(Work instructions) Write out all of the data exactly as it appears.
━━━━━━
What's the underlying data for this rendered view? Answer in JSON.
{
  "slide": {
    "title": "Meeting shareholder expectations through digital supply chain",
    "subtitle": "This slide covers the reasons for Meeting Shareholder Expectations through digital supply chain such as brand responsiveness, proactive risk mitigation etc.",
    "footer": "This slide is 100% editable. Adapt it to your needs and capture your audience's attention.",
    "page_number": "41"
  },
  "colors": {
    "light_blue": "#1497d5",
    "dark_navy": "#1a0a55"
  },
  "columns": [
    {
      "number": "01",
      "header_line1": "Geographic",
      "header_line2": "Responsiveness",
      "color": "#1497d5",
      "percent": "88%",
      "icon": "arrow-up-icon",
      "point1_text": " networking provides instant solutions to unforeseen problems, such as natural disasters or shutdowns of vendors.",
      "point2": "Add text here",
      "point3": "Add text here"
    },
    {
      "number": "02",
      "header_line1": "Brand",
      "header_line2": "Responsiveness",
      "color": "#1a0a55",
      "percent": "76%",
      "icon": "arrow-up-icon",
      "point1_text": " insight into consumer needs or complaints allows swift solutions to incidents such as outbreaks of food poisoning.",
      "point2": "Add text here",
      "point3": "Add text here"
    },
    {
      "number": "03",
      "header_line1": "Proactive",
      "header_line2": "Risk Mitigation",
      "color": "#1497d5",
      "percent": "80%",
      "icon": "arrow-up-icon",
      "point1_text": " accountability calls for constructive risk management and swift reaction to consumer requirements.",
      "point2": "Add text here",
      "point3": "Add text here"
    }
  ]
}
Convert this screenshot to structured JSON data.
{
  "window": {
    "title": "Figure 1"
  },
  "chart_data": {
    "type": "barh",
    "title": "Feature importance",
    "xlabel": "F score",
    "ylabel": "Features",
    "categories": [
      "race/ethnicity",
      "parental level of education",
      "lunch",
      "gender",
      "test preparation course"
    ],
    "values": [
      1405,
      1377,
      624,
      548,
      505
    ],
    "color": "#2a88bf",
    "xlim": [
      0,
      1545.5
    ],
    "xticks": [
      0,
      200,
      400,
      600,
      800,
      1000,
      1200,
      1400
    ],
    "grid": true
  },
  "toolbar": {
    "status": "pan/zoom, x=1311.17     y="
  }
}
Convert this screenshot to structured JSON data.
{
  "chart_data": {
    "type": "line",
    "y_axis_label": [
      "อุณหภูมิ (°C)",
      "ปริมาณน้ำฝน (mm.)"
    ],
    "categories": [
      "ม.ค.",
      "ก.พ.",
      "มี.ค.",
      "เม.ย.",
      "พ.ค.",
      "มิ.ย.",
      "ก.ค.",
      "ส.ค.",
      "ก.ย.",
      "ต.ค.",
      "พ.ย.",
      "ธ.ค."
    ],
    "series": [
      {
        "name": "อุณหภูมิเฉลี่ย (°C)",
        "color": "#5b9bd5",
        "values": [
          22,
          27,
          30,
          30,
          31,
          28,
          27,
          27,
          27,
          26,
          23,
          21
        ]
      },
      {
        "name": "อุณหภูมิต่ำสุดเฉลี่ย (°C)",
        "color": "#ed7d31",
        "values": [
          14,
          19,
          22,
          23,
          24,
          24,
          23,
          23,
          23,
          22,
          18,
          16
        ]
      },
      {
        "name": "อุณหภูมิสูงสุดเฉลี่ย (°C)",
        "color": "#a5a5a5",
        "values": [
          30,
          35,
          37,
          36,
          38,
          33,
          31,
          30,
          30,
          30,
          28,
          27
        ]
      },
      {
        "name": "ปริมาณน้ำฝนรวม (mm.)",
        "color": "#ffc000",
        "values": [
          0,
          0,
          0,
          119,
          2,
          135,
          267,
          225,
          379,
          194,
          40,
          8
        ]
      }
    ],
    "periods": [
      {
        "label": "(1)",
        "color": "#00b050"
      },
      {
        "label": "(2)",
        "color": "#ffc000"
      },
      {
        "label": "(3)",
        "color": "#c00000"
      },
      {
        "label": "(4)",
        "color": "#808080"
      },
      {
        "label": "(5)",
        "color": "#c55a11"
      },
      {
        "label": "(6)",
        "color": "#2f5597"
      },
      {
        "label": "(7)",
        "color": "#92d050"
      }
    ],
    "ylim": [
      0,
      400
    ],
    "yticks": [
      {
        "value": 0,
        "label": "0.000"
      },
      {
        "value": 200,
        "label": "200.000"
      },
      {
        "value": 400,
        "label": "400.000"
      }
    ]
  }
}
━━━━━━
(Full output)
What's the underlying data for this rendered view? Answer in JSON.
{
  "slide": {
    "title": "Meeting shareholder expectations through digital supply chain",
    "subtitle": "This slide covers the reasons for Meeting Shareholder Expectations through digital supply chain such as brand responsiveness, proactive risk mitigation etc.",
    "footer": "This slide is 100% editable. Adapt it to your needs and capture your audience's attention.",
    "page_number": "41"
  },
  "colors": {
    "light_blue": "#1497d5",
    "dark_navy": "#1a0a55"
  },
  "columns": [
    {
      "number": "01",
      "header_line1": "Geographic",
      "header_line2": "Responsiveness",
      "color": "#1497d5",
      "percent": "88%",
      "icon": "arrow-up-icon",
      "point1_text": " networking provides instant solutions to unforeseen problems, such as natural disasters or shutdowns of vendors.",
      "point2": "Add text here",
      "point3": "Add text here"
    },
    {
      "number": "02",
      "header_line1": "Brand",
      "header_line2": "Responsiveness",
      "color": "#1a0a55",
      "percent": "76%",
      "icon": "arrow-up-icon",
      "point1_text": " insight into consumer needs or complaints allows swift solutions to incidents such as outbreaks of food poisoning.",
      "point2": "Add text here",
      "point3": "Add text here"
    },
    {
      "number": "03",
      "header_line1": "Proactive",
      "header_line2": "Risk Mitigation",
      "color": "#1497d5",
      "percent": "80%",
      "icon": "arrow-up-icon",
      "point1_text": " accountability calls for constructive risk management and swift reaction to consumer requirements.",
      "point2": "Add text here",
      "point3": "Add text here"
    }
  ]
}
Convert this screenshot to structured JSON data.
{
  "window": {
    "title": "Figure 1"
  },
  "chart_data": {
    "type": "barh",
    "title": "Feature importance",
    "xlabel": "F score",
    "ylabel": "Features",
    "categories": [
      "race/ethnicity",
      "parental level of education",
      "lunch",
      "gender",
      "test preparation course"
    ],
    "values": [
      1405,
      1377,
      624,
      548,
      505
    ],
    "color": "#2a88bf",
    "xlim": [
      0,
      1545.5
    ],
    "xticks": [
      0,
      200,
      400,
      600,
      800,
      1000,
      1200,
      1400
    ],
    "grid": true
  },
  "toolbar": {
    "status": "pan/zoom, x=1311.17     y="
  }
}
Convert this screenshot to structured JSON data.
{
  "chart_data": {
    "type": "line",
    "y_axis_label": [
      "อุณหภูมิ (°C)",
      "ปริมาณน้ำฝน (mm.)"
    ],
    "categories": [
      "ม.ค.",
      "ก.พ.",
      "มี.ค.",
      "เม.ย.",
      "พ.ค.",
      "มิ.ย.",
      "ก.ค.",
      "ส.ค.",
      "ก.ย.",
      "ต.ค.",
      "พ.ย.",
      "ธ.ค."
    ],
    "series": [
      {
        "name": "อุณหภูมิเฉลี่ย (°C)",
        "color": "#5b9bd5",
        "values": [
          22,
          27,
          30,
          30,
          31,
          28,
          27,
          27,
          27,
          26,
          23,
          21
        ]
      },
      {
        "name": "อุณหภูมิต่ำสุดเฉลี่ย (°C)",
        "color": "#ed7d31",
        "values": [
          14,
          19,
          22,
          23,
          24,
          24,
          23,
          23,
          23,
          22,
          18,
          16
        ]
      },
      {
        "name": "อุณหภูมิสูงสุดเฉลี่ย (°C)",
        "color": "#a5a5a5",
        "values": [
          30,
          35,
          37,
          36,
          38,
          33,
          31,
          30,
          30,
          30,
          28,
          27
        ]
      },
      {
        "name": "ปริมาณน้ำฝนรวม (mm.)",
        "color": "#ffc000",
        "values": [
          0,
          0,
          0,
          119,
          2,
          135,
          267,
          225,
          379,
          194,
          40,
          8
        ]
      }
    ],
    "periods": [
      {
        "label": "(1)",
        "color": "#00b050"
      },
      {
        "label": "(2)",
        "color": "#ffc000"
      },
      {
        "label": "(3)",
        "color": "#c00000"
      },
      {
        "label": "(4)",
        "color": "#808080"
      },
      {
        "label": "(5)",
        "color": "#c55a11"
      },
      {
        "label": "(6)",
        "color": "#2f5597"
      },
      {
        "label": "(7)",
        "color": "#92d050"
      }
    ],
    "ylim": [
      0,
      400
    ],
    "yticks": [
      {
        "value": 0,
        "label": "0.000"
      },
      {
        "value": 200,
        "label": "200.000"
      },
      {
        "value": 400,
        "label": "400.000"
      }
    ]
  }
}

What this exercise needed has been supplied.